Return every record exactly. Omit nothing.

(Stored items)
**********
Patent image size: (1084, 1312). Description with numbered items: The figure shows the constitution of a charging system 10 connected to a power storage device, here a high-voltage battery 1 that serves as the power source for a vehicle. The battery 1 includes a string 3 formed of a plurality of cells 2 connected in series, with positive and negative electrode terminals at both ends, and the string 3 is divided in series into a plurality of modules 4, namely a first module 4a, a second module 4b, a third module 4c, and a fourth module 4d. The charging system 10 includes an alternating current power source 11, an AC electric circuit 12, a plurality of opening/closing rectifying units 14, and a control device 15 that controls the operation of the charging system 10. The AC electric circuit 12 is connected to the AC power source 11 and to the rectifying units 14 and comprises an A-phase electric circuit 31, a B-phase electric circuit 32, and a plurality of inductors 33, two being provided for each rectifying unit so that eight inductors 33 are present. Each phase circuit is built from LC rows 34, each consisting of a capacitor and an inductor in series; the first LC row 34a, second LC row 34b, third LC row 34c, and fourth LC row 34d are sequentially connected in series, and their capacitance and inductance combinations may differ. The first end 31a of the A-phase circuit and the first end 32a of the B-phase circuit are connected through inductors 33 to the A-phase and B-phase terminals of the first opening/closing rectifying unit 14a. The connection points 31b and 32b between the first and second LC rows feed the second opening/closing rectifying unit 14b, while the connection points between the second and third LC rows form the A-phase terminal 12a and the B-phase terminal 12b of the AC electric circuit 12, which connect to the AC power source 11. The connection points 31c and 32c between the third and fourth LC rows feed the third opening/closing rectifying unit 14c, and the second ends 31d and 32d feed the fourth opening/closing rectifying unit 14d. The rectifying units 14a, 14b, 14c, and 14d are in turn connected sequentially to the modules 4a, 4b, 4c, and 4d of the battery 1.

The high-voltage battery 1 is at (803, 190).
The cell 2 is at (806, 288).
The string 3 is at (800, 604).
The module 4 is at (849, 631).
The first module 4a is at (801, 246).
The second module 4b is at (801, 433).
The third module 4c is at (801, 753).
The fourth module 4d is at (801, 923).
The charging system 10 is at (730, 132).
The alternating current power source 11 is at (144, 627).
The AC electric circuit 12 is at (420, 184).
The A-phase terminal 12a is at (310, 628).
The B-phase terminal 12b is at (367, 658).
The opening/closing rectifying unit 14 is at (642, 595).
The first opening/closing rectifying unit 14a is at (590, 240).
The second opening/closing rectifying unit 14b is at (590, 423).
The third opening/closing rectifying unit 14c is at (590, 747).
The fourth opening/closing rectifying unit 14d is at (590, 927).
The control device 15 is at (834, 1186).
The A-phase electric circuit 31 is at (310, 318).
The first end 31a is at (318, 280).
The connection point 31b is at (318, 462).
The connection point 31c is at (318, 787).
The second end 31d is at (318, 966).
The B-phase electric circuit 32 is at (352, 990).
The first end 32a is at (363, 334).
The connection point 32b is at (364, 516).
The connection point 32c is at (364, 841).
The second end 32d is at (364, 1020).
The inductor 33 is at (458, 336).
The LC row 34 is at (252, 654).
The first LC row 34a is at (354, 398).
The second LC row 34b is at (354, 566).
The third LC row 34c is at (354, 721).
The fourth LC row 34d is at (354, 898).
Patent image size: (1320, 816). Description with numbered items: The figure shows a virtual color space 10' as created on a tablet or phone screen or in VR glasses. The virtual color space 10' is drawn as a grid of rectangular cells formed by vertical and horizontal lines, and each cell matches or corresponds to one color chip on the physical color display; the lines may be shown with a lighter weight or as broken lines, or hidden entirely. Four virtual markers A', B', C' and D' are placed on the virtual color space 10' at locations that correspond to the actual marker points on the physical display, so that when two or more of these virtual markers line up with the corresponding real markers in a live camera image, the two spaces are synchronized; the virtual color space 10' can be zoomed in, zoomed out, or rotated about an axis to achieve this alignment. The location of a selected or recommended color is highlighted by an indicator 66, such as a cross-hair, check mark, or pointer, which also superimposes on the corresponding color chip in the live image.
**********
• Solution:
Patent image size: (1084, 1312). Description with numbered items: The figure shows the constitution of a charging system 10 connected to a power storage device, here a high-voltage battery 1 that serves as the power source for a vehicle. The battery 1 includes a string 3 formed of a plurality of cells 2 connected in series, with positive and negative electrode terminals at both ends, and the string 3 is divided in series into a plurality of modules 4, namely a first module 4a, a second module 4b, a third module 4c, and a fourth module 4d. The charging system 10 includes an alternating current power source 11, an AC electric circuit 12, a plurality of opening/closing rectifying units 14, and a control device 15 that controls the operation of the charging system 10. The AC electric circuit 12 is connected to the AC power source 11 and to the rectifying units 14 and comprises an A-phase electric circuit 31, a B-phase electric circuit 32, and a plurality of inductors 33, two being provided for each rectifying unit so that eight inductors 33 are present. Each phase circuit is built from LC rows 34, each consisting of a capacitor and an inductor in series; the first LC row 34a, second LC row 34b, third LC row 34c, and fourth LC row 34d are sequentially connected in series, and their capacitance and inductance combinations may differ. The first end 31a of the A-phase circuit and the first end 32a of the B-phase circuit are connected through inductors 33 to the A-phase and B-phase terminals of the first opening/closing rectifying unit 14a. The connection points 31b and 32b between the first and second LC rows feed the second opening/closing rectifying unit 14b, while the connection points between the second and third LC rows form the A-phase terminal 12a and the B-phase terminal 12b of the AC electric circuit 12, which connect to the AC power source 11. The connection points 31c and 32c between the third and fourth LC rows feed the third opening/closing rectifying unit 14c, and the second ends 31d and 32d feed the fourth opening/closing rectifying unit 14d. The rectifying units 14a, 14b, 14c, and 14d are in turn connected sequentially to the modules 4a, 4b, 4c, and 4d of the battery 1.

The high-voltage battery 1 is at (803, 190).
The cell 2 is at (806, 288).
The string 3 is at (800, 604).
The module 4 is at (849, 631).
The first module 4a is at (801, 246).
The second module 4b is at (801, 433).
The third module 4c is at (801, 753).
The fourth module 4d is at (801, 923).
The charging system 10 is at (730, 132).
The alternating current power source 11 is at (144, 627).
The AC electric circuit 12 is at (420, 184).
The A-phase terminal 12a is at (310, 628).
The B-phase terminal 12b is at (367, 658).
The opening/closing rectifying unit 14 is at (642, 595).
The first opening/closing rectifying unit 14a is at (590, 240).
The second opening/closing rectifying unit 14b is at (590, 423).
The third opening/closing rectifying unit 14c is at (590, 747).
The fourth opening/closing rectifying unit 14d is at (590, 927).
The control device 15 is at (834, 1186).
The A-phase electric circuit 31 is at (310, 318).
The first end 31a is at (318, 280).
The connection point 31b is at (318, 462).
The connection point 31c is at (318, 787).
The second end 31d is at (318, 966).
The B-phase electric circuit 32 is at (352, 990).
The first end 32a is at (363, 334).
The connection point 32b is at (364, 516).
The connection point 32c is at (364, 841).
The second end 32d is at (364, 1020).
The inductor 33 is at (458, 336).
The LC row 34 is at (252, 654).
The first LC row 34a is at (354, 398).
The second LC row 34b is at (354, 566).
The third LC row 34c is at (354, 721).
The fourth LC row 34d is at (354, 898).
Patent image size: (1320, 816). Description with numbered items: The figure shows a virtual color space 10' as created on a tablet or phone screen or in VR glasses. The virtual color space 10' is drawn as a grid of rectangular cells formed by vertical and horizontal lines, and each cell matches or corresponds to one color chip on the physical color display; the lines may be shown with a lighter weight or as broken lines, or hidden entirely. Four virtual markers A', B', C' and D' are placed on the virtual color space 10' at locations that correspond to the actual marker points on the physical display, so that when two or more of these virtual markers line up with the corresponding real markers in a live camera image, the two spaces are synchronized; the virtual color space 10' can be zoomed in, zoomed out, or rotated about an axis to achieve this alignment. The location of a selected or recommended color is highlighted by an indicator 66, such as a cross-hair, check mark, or pointer, which also superimposes on the corresponding color chip in the live image.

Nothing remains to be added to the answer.